_Directions_:
From the rows below, extract every one that contains the string "Background".

-*-*-

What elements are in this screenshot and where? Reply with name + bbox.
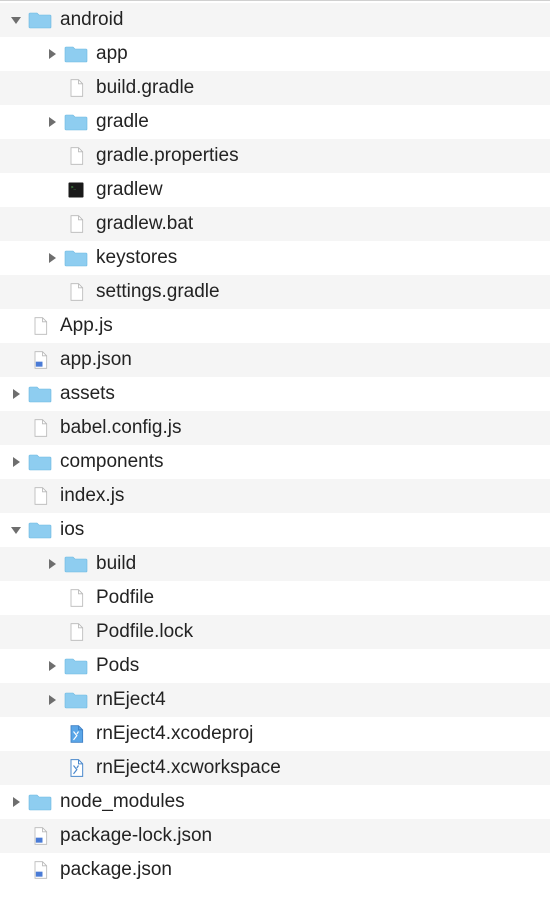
- tree-item-label: app.json: [60, 349, 132, 371]
- folder-icon: [28, 518, 52, 542]
- tree-item-label: babel.config.js: [60, 417, 181, 439]
- tree-item-label: node_modules: [60, 791, 185, 813]
- folder-icon: [64, 246, 88, 270]
- tree-item-label: android: [60, 9, 123, 31]
- json-file-icon: [28, 824, 52, 848]
- tree-item-label: gradle: [96, 111, 149, 133]
- chevron-right-icon[interactable]: [8, 386, 24, 402]
- tree-item-label: App.js: [60, 315, 113, 337]
- tree-row[interactable]: gradle.properties: [0, 139, 550, 173]
- tree-row[interactable]: gradlew.bat: [0, 207, 550, 241]
- tree-item-label: ios: [60, 519, 84, 541]
- folder-icon: [64, 654, 88, 678]
- tree-row[interactable]: node_modules: [0, 785, 550, 819]
- file-icon: [28, 484, 52, 508]
- tree-row[interactable]: app: [0, 37, 550, 71]
- tree-row[interactable]: package.json: [0, 853, 550, 887]
- tree-row[interactable]: ios: [0, 513, 550, 547]
- folder-icon: [28, 790, 52, 814]
- json-file-icon: [28, 858, 52, 882]
- folder-icon: [28, 8, 52, 32]
- tree-item-label: components: [60, 451, 164, 473]
- tree-row[interactable]: build: [0, 547, 550, 581]
- file-icon: [64, 212, 88, 236]
- chevron-down-icon[interactable]: [8, 12, 24, 28]
- folder-icon: [64, 42, 88, 66]
- folder-icon: [28, 450, 52, 474]
- file-icon: [28, 416, 52, 440]
- tree-item-label: rnEject4: [96, 689, 166, 711]
- tree-item-label: settings.gradle: [96, 281, 220, 303]
- tree-item-label: gradlew: [96, 179, 163, 201]
- tree-row[interactable]: assets: [0, 377, 550, 411]
- tree-item-label: gradlew.bat: [96, 213, 193, 235]
- tree-item-label: app: [96, 43, 128, 65]
- folder-icon: [64, 688, 88, 712]
- file-icon: [64, 76, 88, 100]
- tree-row[interactable]: app.json: [0, 343, 550, 377]
- tree-item-label: package-lock.json: [60, 825, 212, 847]
- tree-item-label: rnEject4.xcodeproj: [96, 723, 253, 745]
- tree-item-label: index.js: [60, 485, 124, 507]
- tree-row[interactable]: Podfile: [0, 581, 550, 615]
- tree-row[interactable]: Pods: [0, 649, 550, 683]
- chevron-right-icon[interactable]: [44, 114, 60, 130]
- chevron-right-icon[interactable]: [44, 46, 60, 62]
- tree-row[interactable]: keystores: [0, 241, 550, 275]
- folder-icon: [64, 110, 88, 134]
- file-icon: [64, 620, 88, 644]
- tree-item-label: keystores: [96, 247, 177, 269]
- tree-item-label: rnEject4.xcworkspace: [96, 757, 281, 779]
- chevron-right-icon[interactable]: [8, 454, 24, 470]
- tree-item-label: Podfile: [96, 587, 154, 609]
- chevron-right-icon[interactable]: [44, 658, 60, 674]
- terminal-icon: >_: [64, 178, 88, 202]
- tree-row[interactable]: Podfile.lock: [0, 615, 550, 649]
- tree-item-label: gradle.properties: [96, 145, 239, 167]
- json-file-icon: [28, 348, 52, 372]
- tree-item-label: assets: [60, 383, 115, 405]
- tree-row[interactable]: index.js: [0, 479, 550, 513]
- tree-row[interactable]: components: [0, 445, 550, 479]
- chevron-right-icon[interactable]: [44, 250, 60, 266]
- tree-row[interactable]: android: [0, 3, 550, 37]
- tree-row[interactable]: >_ gradlew: [0, 173, 550, 207]
- xcworkspace-icon: [64, 756, 88, 780]
- tree-item-label: build.gradle: [96, 77, 194, 99]
- tree-row[interactable]: gradle: [0, 105, 550, 139]
- folder-icon: [64, 552, 88, 576]
- chevron-right-icon[interactable]: [8, 794, 24, 810]
- tree-item-label: Podfile.lock: [96, 621, 193, 643]
- tree-row[interactable]: package-lock.json: [0, 819, 550, 853]
- tree-row[interactable]: App.js: [0, 309, 550, 343]
- tree-item-label: Pods: [96, 655, 139, 677]
- file-icon: [64, 144, 88, 168]
- file-tree: android app build.gradle gradle gradle.prope…: [0, 1, 550, 887]
- svg-text:>_: >_: [71, 184, 77, 189]
- xcodeproj-icon: [64, 722, 88, 746]
- tree-row[interactable]: settings.gradle: [0, 275, 550, 309]
- tree-item-label: package.json: [60, 859, 172, 881]
- chevron-right-icon[interactable]: [44, 556, 60, 572]
- tree-row[interactable]: rnEject4: [0, 683, 550, 717]
- file-icon: [64, 280, 88, 304]
- file-icon: [28, 314, 52, 338]
- tree-item-label: build: [96, 553, 136, 575]
- tree-row[interactable]: rnEject4.xcodeproj: [0, 717, 550, 751]
- tree-row[interactable]: build.gradle: [0, 71, 550, 105]
- chevron-down-icon[interactable]: [8, 522, 24, 538]
- tree-row[interactable]: babel.config.js: [0, 411, 550, 445]
- file-icon: [64, 586, 88, 610]
- folder-icon: [28, 382, 52, 406]
- chevron-right-icon[interactable]: [44, 692, 60, 708]
- tree-row[interactable]: rnEject4.xcworkspace: [0, 751, 550, 785]
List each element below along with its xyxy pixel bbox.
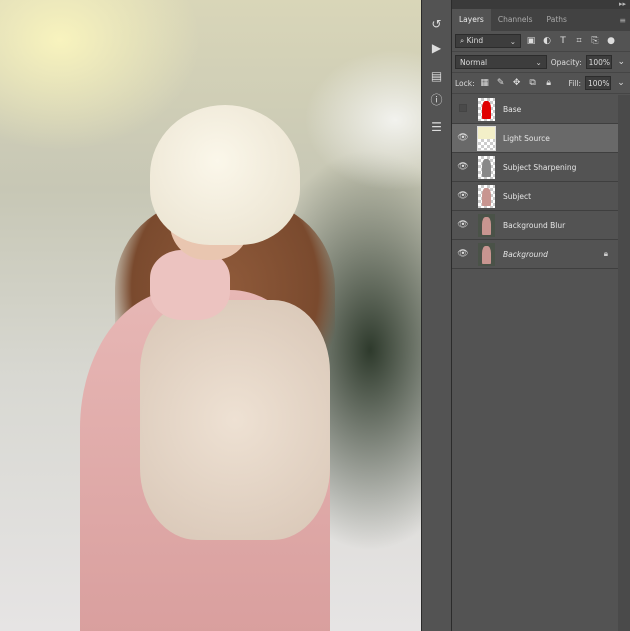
panel-dock: ↺ ▶ ▤ ⓘ ☰ [421, 0, 452, 631]
layer-row[interactable]: 👁︎ Subject [452, 182, 618, 211]
history-icon[interactable]: ↺ [422, 12, 451, 36]
info-icon[interactable]: ⓘ [422, 87, 451, 111]
eye-icon[interactable]: 👁︎ [452, 133, 474, 143]
blend-mode-value: Normal [460, 57, 488, 67]
opacity-input[interactable]: 100% [585, 55, 612, 69]
panel-top-bar: ◂◂ ▸▸ [421, 0, 630, 9]
layer-comps-icon[interactable]: ☰ [422, 115, 451, 139]
layers-panel: Layers Channels Paths ≡ ⌕ Kind ⌄ ▣ ◐ T ⌗ … [452, 9, 630, 631]
panel-menu-icon[interactable]: ≡ [619, 16, 626, 25]
pixel-filter-icon[interactable]: ▣ [525, 35, 537, 47]
adjustment-filter-icon[interactable]: ◐ [541, 35, 553, 47]
eye-icon[interactable]: 👁︎ [452, 162, 474, 172]
filter-toggle-icon[interactable]: ● [605, 35, 617, 47]
opacity-label: Opacity: [550, 57, 582, 67]
lock-artboard-icon[interactable]: ⧉ [527, 77, 539, 89]
blend-mode-select[interactable]: Normal ⌄ [455, 55, 547, 69]
layer-thumbnail [477, 125, 496, 151]
photo-scarf [150, 250, 230, 320]
layer-name: Background [503, 249, 548, 259]
layers-scrollbar[interactable] [618, 95, 630, 631]
panel-tabs: Layers Channels Paths ≡ [452, 9, 630, 31]
actions-play-icon[interactable]: ▶ [422, 36, 451, 60]
layer-name: Background Blur [503, 220, 566, 230]
layer-list: Base 👁︎ Light Source 👁︎ Subject Sharpening… [452, 95, 618, 269]
lock-row: Lock: ▦ ✎ ✥ ⧉ 🔒︎ Fill: 100% ⌄ [452, 73, 630, 94]
opacity-value: 100% [588, 57, 611, 67]
layer-row[interactable]: Base [452, 95, 618, 124]
chevron-down-icon: ⌄ [509, 36, 516, 46]
lock-image-icon[interactable]: ✎ [495, 77, 507, 89]
tab-channels[interactable]: Channels [491, 9, 540, 31]
type-filter-icon[interactable]: T [557, 35, 569, 47]
layer-thumbnail [478, 184, 495, 208]
document-canvas[interactable] [0, 0, 421, 631]
eye-icon[interactable]: 👁︎ [452, 220, 474, 230]
lock-position-icon[interactable]: ✥ [511, 77, 523, 89]
layer-name: Subject [503, 191, 532, 201]
collapse-right-icon[interactable]: ▸▸ [619, 0, 626, 9]
blend-row: Normal ⌄ Opacity: 100% ⌄ [452, 52, 630, 73]
properties-icon[interactable]: ▤ [422, 64, 451, 88]
layer-name: Subject Sharpening [503, 162, 577, 172]
lock-icon: 🔒︎ [603, 249, 608, 258]
tab-layers[interactable]: Layers [452, 9, 491, 31]
lock-label: Lock: [455, 78, 475, 88]
layer-row[interactable]: 👁︎ Background 🔒︎ [452, 240, 618, 269]
fill-input[interactable]: 100% [585, 76, 611, 90]
photo-hat [150, 105, 300, 245]
search-icon: ⌕ [460, 36, 467, 45]
layer-row-selected[interactable]: 👁︎ Light Source [452, 124, 618, 153]
eye-icon[interactable]: 👁︎ [452, 249, 474, 259]
lock-all-icon[interactable]: 🔒︎ [543, 77, 555, 89]
lock-transparent-icon[interactable]: ▦ [479, 77, 491, 89]
layer-thumbnail [478, 97, 495, 121]
layer-row[interactable]: 👁︎ Background Blur [452, 211, 618, 240]
shape-filter-icon[interactable]: ⌗ [573, 35, 585, 47]
smart-object-filter-icon[interactable]: ⎘ [589, 35, 601, 47]
chevron-down-icon: ⌄ [535, 57, 542, 67]
layer-thumbnail [478, 155, 495, 179]
photo-vest [140, 300, 330, 540]
tab-paths[interactable]: Paths [540, 9, 574, 31]
filter-row: ⌕ Kind ⌄ ▣ ◐ T ⌗ ⎘ ● [452, 31, 630, 52]
fill-label: Fill: [568, 78, 581, 88]
layer-name: Light Source [503, 133, 550, 143]
fill-dropdown-icon[interactable]: ⌄ [615, 77, 627, 89]
fill-value: 100% [588, 78, 610, 88]
layer-thumbnail [478, 213, 495, 237]
layer-thumbnail [478, 242, 495, 266]
filter-kind-value: Kind [466, 36, 484, 45]
layer-row[interactable]: 👁︎ Subject Sharpening [452, 153, 618, 182]
filter-kind-select[interactable]: ⌕ Kind ⌄ [455, 34, 521, 48]
opacity-dropdown-icon[interactable]: ⌄ [616, 56, 627, 68]
layer-name: Base [503, 104, 522, 114]
eye-icon[interactable]: 👁︎ [452, 191, 474, 201]
visibility-toggle-off[interactable] [452, 103, 474, 115]
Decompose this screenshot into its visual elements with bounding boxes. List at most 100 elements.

-*-*-

_Response for this exercise_:
layer-name: Background [503, 249, 548, 259]
layer-name: Background Blur [503, 220, 566, 230]
layer-row[interactable]: 👁︎ Background 🔒︎ [452, 240, 618, 269]
layer-row[interactable]: 👁︎ Background Blur [452, 211, 618, 240]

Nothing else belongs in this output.